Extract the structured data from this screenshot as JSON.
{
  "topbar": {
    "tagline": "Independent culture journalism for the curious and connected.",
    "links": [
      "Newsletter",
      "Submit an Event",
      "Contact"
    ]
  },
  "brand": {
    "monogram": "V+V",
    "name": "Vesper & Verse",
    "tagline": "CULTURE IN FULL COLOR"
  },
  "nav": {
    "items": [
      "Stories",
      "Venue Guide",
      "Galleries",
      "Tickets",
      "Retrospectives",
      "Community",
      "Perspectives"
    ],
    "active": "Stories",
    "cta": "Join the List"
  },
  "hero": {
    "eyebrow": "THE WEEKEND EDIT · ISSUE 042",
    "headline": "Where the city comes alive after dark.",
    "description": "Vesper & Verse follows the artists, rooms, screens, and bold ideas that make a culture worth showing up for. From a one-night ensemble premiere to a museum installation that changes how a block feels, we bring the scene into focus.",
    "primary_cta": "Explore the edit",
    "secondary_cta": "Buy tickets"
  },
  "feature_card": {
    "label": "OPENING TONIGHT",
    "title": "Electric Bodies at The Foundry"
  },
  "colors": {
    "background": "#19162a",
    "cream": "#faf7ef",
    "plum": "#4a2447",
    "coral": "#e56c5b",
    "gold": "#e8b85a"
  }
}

● ● ● ● ●

* Problem to solve
Quote all the records. Keep every word exact.

* Correct result
Extract the structured data from this screenshot as JSON.
{
  "topbar": {
    "tagline": "Independent culture journalism for the curious and connected.",
    "links": [
      "Newsletter",
      "Submit an Event",
      "Contact"
    ]
  },
  "brand": {
    "monogram": "V+V",
    "name": "Vesper & Verse",
    "tagline": "CULTURE IN FULL COLOR"
  },
  "nav": {
    "items": [
      "Stories",
      "Venue Guide",
      "Galleries",
      "Tickets",
      "Retrospectives",
      "Community",
      "Perspectives"
    ],
    "active": "Stories",
    "cta": "Join the List"
  },
  "hero": {
    "eyebrow": "THE WEEKEND EDIT · ISSUE 042",
    "headline": "Where the city comes alive after dark.",
    "description": "Vesper & Verse follows the artists, rooms, screens, and bold ideas that make a culture worth showing up for. From a one-night ensemble premiere to a museum installation that changes how a block feels, we bring the scene into focus.",
    "primary_cta": "Explore the edit",
    "secondary_cta": "Buy tickets"
  },
  "feature_card": {
    "label": "OPENING TONIGHT",
    "title": "Electric Bodies at The Foundry"
  },
  "colors": {
    "background": "#19162a",
    "cream": "#faf7ef",
    "plum": "#4a2447",
    "coral": "#e56c5b",
    "gold": "#e8b85a"
  }
}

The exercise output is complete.